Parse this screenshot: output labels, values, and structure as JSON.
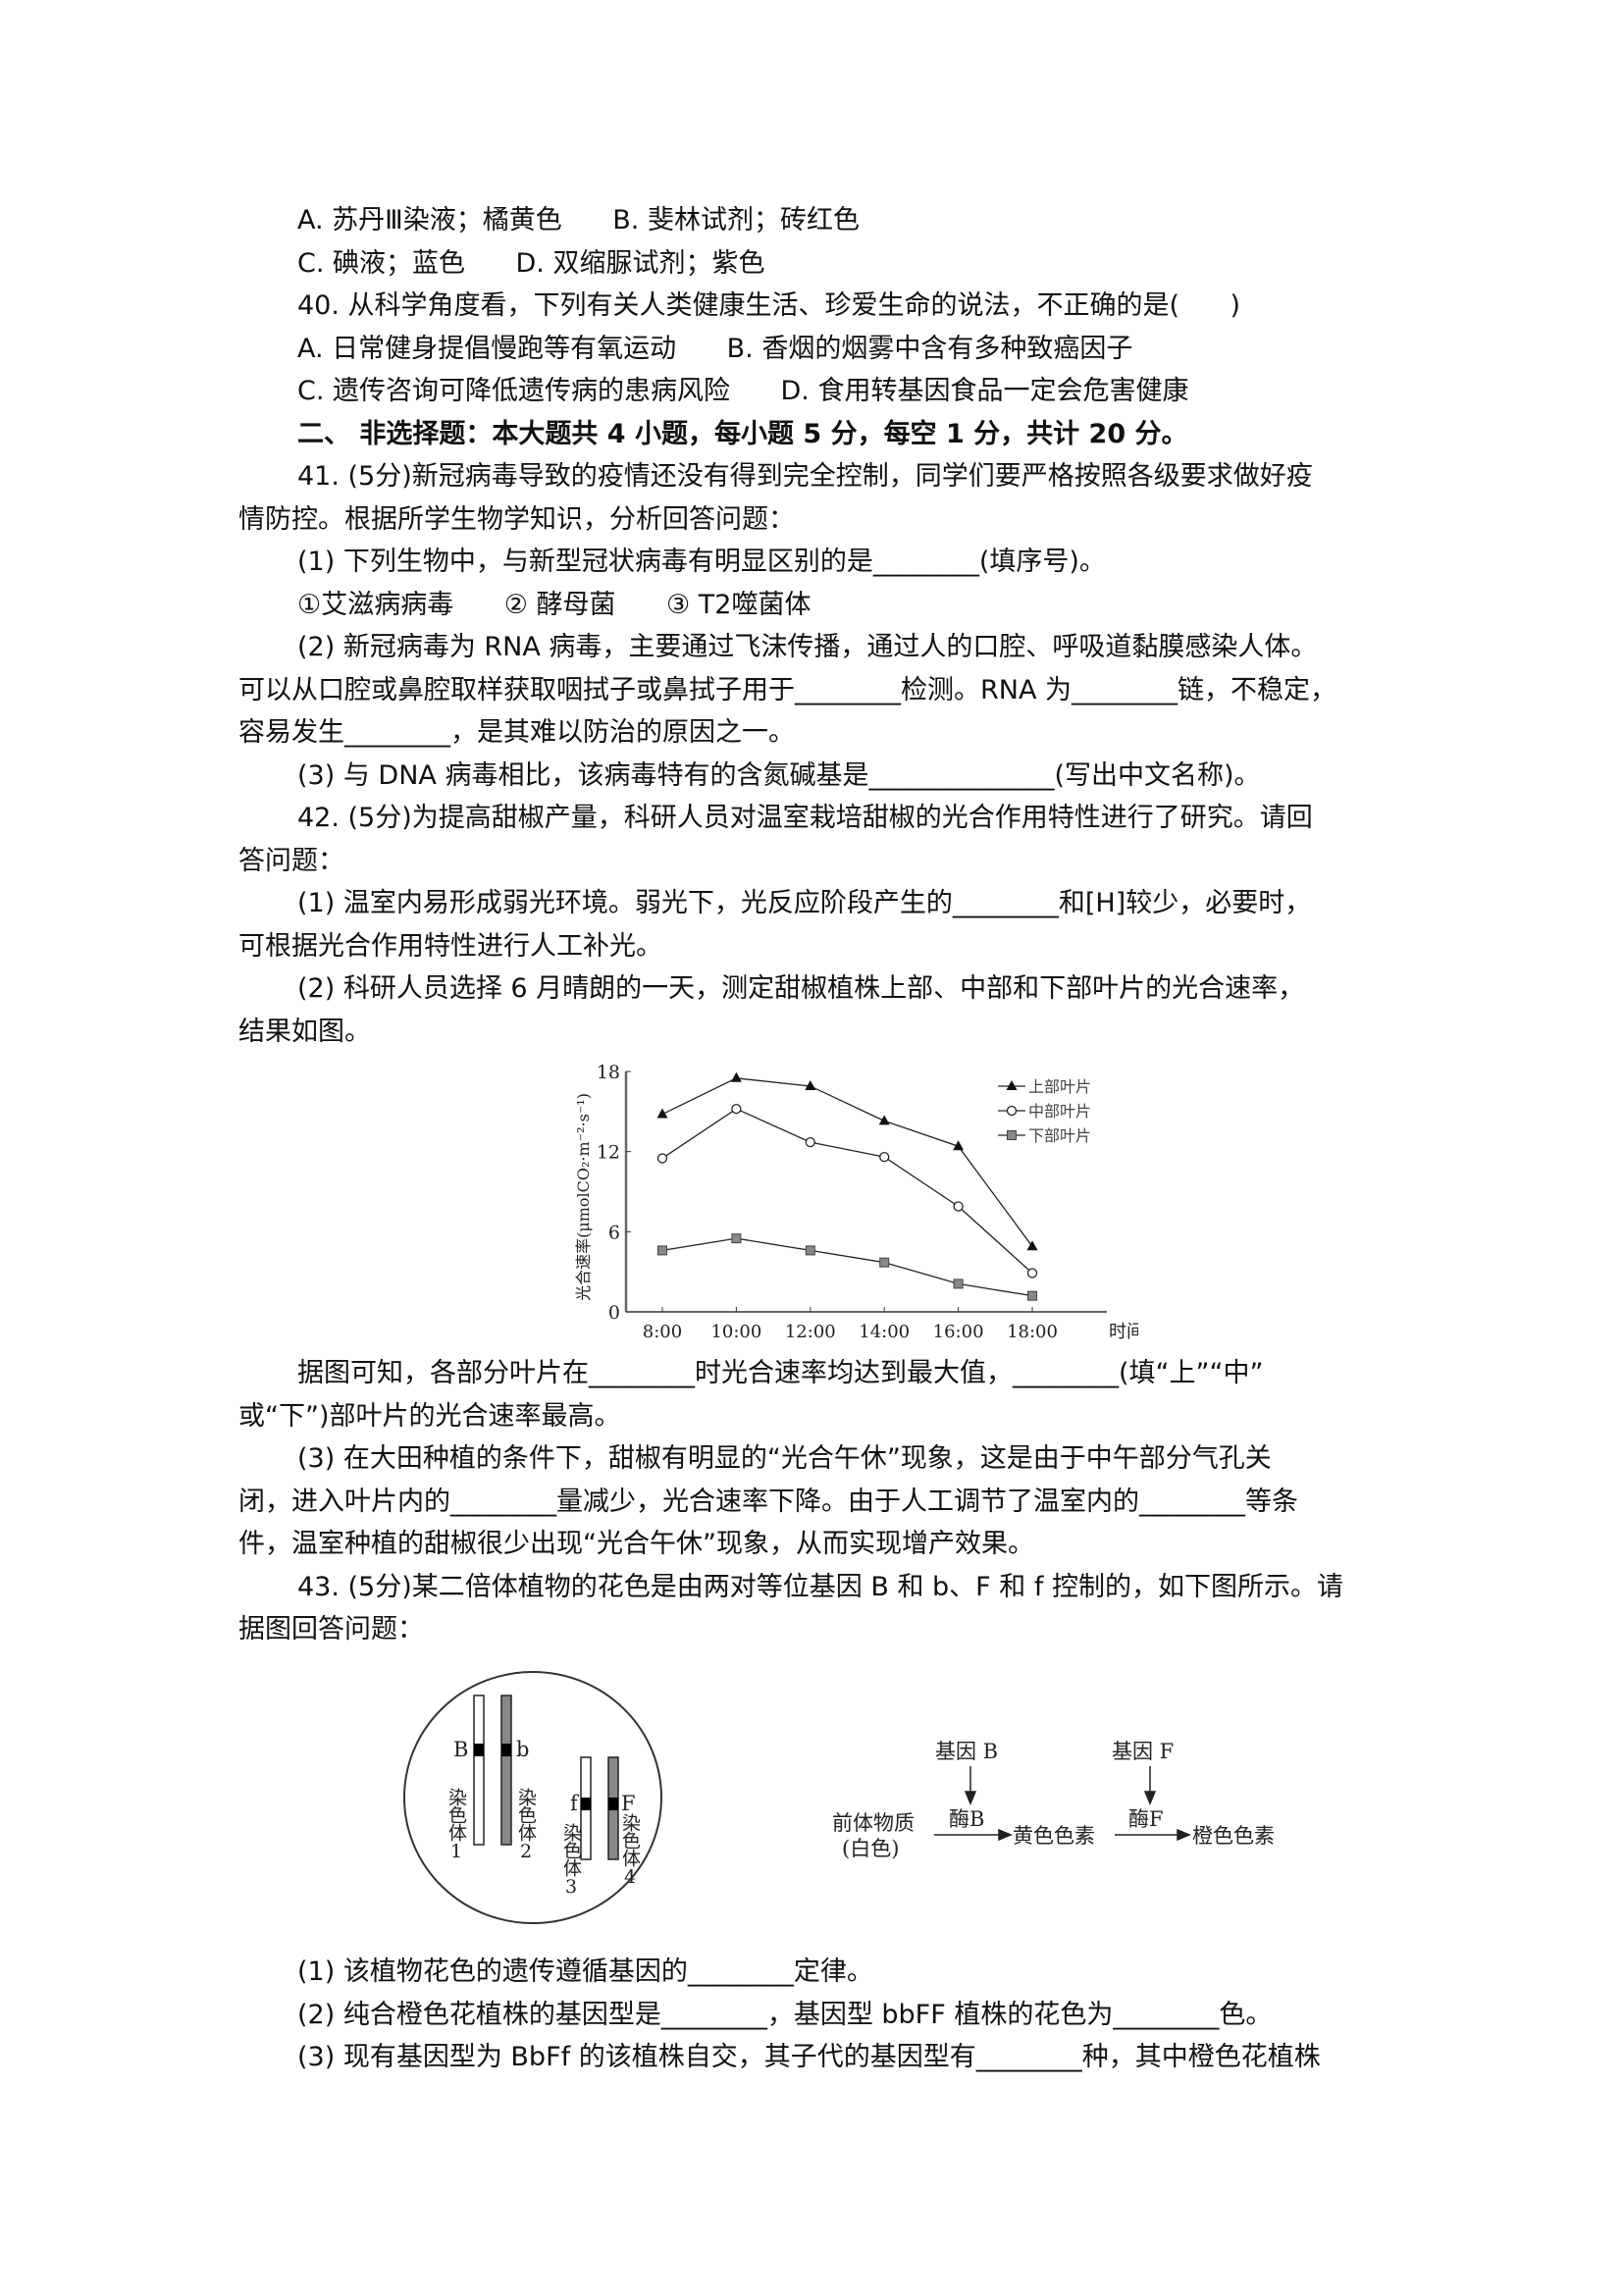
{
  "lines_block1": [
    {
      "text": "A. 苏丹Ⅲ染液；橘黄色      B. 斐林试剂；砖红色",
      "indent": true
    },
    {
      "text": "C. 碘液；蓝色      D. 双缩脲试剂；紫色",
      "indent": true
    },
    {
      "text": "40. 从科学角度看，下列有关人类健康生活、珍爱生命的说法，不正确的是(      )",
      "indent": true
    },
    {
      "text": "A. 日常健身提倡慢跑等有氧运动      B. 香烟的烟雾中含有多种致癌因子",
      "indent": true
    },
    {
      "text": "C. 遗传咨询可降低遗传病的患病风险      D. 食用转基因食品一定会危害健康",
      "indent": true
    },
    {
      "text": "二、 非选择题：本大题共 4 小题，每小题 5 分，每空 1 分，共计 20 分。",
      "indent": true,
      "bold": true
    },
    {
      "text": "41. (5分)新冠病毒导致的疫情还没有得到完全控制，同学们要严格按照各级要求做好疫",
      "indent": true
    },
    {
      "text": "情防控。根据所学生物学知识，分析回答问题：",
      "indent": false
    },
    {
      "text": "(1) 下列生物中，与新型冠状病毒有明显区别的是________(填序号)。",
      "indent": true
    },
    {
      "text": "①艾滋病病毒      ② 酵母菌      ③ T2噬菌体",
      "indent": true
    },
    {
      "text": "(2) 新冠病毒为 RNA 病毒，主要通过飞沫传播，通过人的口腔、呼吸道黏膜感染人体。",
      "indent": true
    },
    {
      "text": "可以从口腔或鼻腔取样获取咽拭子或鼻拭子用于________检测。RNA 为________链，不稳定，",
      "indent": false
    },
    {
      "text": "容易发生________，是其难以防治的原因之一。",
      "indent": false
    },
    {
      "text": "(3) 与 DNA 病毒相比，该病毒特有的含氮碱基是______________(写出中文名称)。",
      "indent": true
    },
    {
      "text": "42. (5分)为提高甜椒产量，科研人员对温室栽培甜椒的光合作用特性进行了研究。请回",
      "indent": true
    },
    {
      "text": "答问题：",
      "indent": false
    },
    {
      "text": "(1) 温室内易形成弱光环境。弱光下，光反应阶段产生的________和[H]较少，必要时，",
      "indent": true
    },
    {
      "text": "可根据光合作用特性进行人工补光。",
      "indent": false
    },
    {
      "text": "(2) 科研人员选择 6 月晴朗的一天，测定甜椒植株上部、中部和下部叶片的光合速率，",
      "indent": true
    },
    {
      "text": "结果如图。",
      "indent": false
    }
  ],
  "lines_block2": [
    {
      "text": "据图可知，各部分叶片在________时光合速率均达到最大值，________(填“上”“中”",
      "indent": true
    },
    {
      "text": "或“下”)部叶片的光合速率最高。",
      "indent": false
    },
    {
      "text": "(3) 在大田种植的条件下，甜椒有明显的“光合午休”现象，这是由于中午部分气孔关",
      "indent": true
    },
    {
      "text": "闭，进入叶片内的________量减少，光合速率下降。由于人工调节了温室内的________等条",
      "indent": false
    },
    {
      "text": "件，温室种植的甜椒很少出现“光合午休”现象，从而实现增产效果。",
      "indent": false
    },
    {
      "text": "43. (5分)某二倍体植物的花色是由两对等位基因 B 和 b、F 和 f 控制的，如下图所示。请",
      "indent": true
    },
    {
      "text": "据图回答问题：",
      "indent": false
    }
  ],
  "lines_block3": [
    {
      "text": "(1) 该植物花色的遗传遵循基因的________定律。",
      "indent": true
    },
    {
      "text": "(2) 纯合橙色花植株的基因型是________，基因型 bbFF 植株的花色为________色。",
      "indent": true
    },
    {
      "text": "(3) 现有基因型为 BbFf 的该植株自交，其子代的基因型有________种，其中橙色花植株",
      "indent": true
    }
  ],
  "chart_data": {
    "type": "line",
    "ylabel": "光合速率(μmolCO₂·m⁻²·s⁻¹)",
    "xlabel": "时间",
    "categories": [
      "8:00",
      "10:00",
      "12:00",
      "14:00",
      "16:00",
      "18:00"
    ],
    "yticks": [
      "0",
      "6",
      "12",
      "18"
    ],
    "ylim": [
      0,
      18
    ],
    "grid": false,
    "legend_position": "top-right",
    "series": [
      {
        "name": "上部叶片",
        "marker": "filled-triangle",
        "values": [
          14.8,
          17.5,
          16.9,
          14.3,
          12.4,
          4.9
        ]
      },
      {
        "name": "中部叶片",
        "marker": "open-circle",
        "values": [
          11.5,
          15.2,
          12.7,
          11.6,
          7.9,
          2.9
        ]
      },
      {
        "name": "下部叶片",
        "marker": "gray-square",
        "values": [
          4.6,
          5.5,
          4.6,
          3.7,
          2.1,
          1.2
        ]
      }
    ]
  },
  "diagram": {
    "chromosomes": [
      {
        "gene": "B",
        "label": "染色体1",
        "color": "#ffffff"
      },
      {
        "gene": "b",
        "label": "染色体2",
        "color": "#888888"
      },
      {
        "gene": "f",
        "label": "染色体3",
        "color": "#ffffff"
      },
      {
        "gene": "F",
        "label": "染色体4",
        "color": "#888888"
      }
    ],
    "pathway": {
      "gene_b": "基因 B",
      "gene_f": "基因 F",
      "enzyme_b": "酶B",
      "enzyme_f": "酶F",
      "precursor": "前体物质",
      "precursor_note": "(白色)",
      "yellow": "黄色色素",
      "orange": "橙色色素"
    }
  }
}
━━━
Word for word, restate all of the entries above and leave each picture out.

◆ **Answer box**
Parse this screenshot: output labels, values, and structure as JSON.
{
  "lines_block1": [
    {
      "text": "A. 苏丹Ⅲ染液；橘黄色      B. 斐林试剂；砖红色",
      "indent": true
    },
    {
      "text": "C. 碘液；蓝色      D. 双缩脲试剂；紫色",
      "indent": true
    },
    {
      "text": "40. 从科学角度看，下列有关人类健康生活、珍爱生命的说法，不正确的是(      )",
      "indent": true
    },
    {
      "text": "A. 日常健身提倡慢跑等有氧运动      B. 香烟的烟雾中含有多种致癌因子",
      "indent": true
    },
    {
      "text": "C. 遗传咨询可降低遗传病的患病风险      D. 食用转基因食品一定会危害健康",
      "indent": true
    },
    {
      "text": "二、 非选择题：本大题共 4 小题，每小题 5 分，每空 1 分，共计 20 分。",
      "indent": true,
      "bold": true
    },
    {
      "text": "41. (5分)新冠病毒导致的疫情还没有得到完全控制，同学们要严格按照各级要求做好疫",
      "indent": true
    },
    {
      "text": "情防控。根据所学生物学知识，分析回答问题：",
      "indent": false
    },
    {
      "text": "(1) 下列生物中，与新型冠状病毒有明显区别的是________(填序号)。",
      "indent": true
    },
    {
      "text": "①艾滋病病毒      ② 酵母菌      ③ T2噬菌体",
      "indent": true
    },
    {
      "text": "(2) 新冠病毒为 RNA 病毒，主要通过飞沫传播，通过人的口腔、呼吸道黏膜感染人体。",
      "indent": true
    },
    {
      "text": "可以从口腔或鼻腔取样获取咽拭子或鼻拭子用于________检测。RNA 为________链，不稳定，",
      "indent": false
    },
    {
      "text": "容易发生________，是其难以防治的原因之一。",
      "indent": false
    },
    {
      "text": "(3) 与 DNA 病毒相比，该病毒特有的含氮碱基是______________(写出中文名称)。",
      "indent": true
    },
    {
      "text": "42. (5分)为提高甜椒产量，科研人员对温室栽培甜椒的光合作用特性进行了研究。请回",
      "indent": true
    },
    {
      "text": "答问题：",
      "indent": false
    },
    {
      "text": "(1) 温室内易形成弱光环境。弱光下，光反应阶段产生的________和[H]较少，必要时，",
      "indent": true
    },
    {
      "text": "可根据光合作用特性进行人工补光。",
      "indent": false
    },
    {
      "text": "(2) 科研人员选择 6 月晴朗的一天，测定甜椒植株上部、中部和下部叶片的光合速率，",
      "indent": true
    },
    {
      "text": "结果如图。",
      "indent": false
    }
  ],
  "lines_block2": [
    {
      "text": "据图可知，各部分叶片在________时光合速率均达到最大值，________(填“上”“中”",
      "indent": true
    },
    {
      "text": "或“下”)部叶片的光合速率最高。",
      "indent": false
    },
    {
      "text": "(3) 在大田种植的条件下，甜椒有明显的“光合午休”现象，这是由于中午部分气孔关",
      "indent": true
    },
    {
      "text": "闭，进入叶片内的________量减少，光合速率下降。由于人工调节了温室内的________等条",
      "indent": false
    },
    {
      "text": "件，温室种植的甜椒很少出现“光合午休”现象，从而实现增产效果。",
      "indent": false
    },
    {
      "text": "43. (5分)某二倍体植物的花色是由两对等位基因 B 和 b、F 和 f 控制的，如下图所示。请",
      "indent": true
    },
    {
      "text": "据图回答问题：",
      "indent": false
    }
  ],
  "lines_block3": [
    {
      "text": "(1) 该植物花色的遗传遵循基因的________定律。",
      "indent": true
    },
    {
      "text": "(2) 纯合橙色花植株的基因型是________，基因型 bbFF 植株的花色为________色。",
      "indent": true
    },
    {
      "text": "(3) 现有基因型为 BbFf 的该植株自交，其子代的基因型有________种，其中橙色花植株",
      "indent": true
    }
  ],
  "chart_data": {
    "type": "line",
    "ylabel": "光合速率(μmolCO₂·m⁻²·s⁻¹)",
    "xlabel": "时间",
    "categories": [
      "8:00",
      "10:00",
      "12:00",
      "14:00",
      "16:00",
      "18:00"
    ],
    "yticks": [
      "0",
      "6",
      "12",
      "18"
    ],
    "ylim": [
      0,
      18
    ],
    "grid": false,
    "legend_position": "top-right",
    "series": [
      {
        "name": "上部叶片",
        "marker": "filled-triangle",
        "values": [
          14.8,
          17.5,
          16.9,
          14.3,
          12.4,
          4.9
        ]
      },
      {
        "name": "中部叶片",
        "marker": "open-circle",
        "values": [
          11.5,
          15.2,
          12.7,
          11.6,
          7.9,
          2.9
        ]
      },
      {
        "name": "下部叶片",
        "marker": "gray-square",
        "values": [
          4.6,
          5.5,
          4.6,
          3.7,
          2.1,
          1.2
        ]
      }
    ]
  },
  "diagram": {
    "chromosomes": [
      {
        "gene": "B",
        "label": "染色体1",
        "color": "#ffffff"
      },
      {
        "gene": "b",
        "label": "染色体2",
        "color": "#888888"
      },
      {
        "gene": "f",
        "label": "染色体3",
        "color": "#ffffff"
      },
      {
        "gene": "F",
        "label": "染色体4",
        "color": "#888888"
      }
    ],
    "pathway": {
      "gene_b": "基因 B",
      "gene_f": "基因 F",
      "enzyme_b": "酶B",
      "enzyme_f": "酶F",
      "precursor": "前体物质",
      "precursor_note": "(白色)",
      "yellow": "黄色色素",
      "orange": "橙色色素"
    }
  }
}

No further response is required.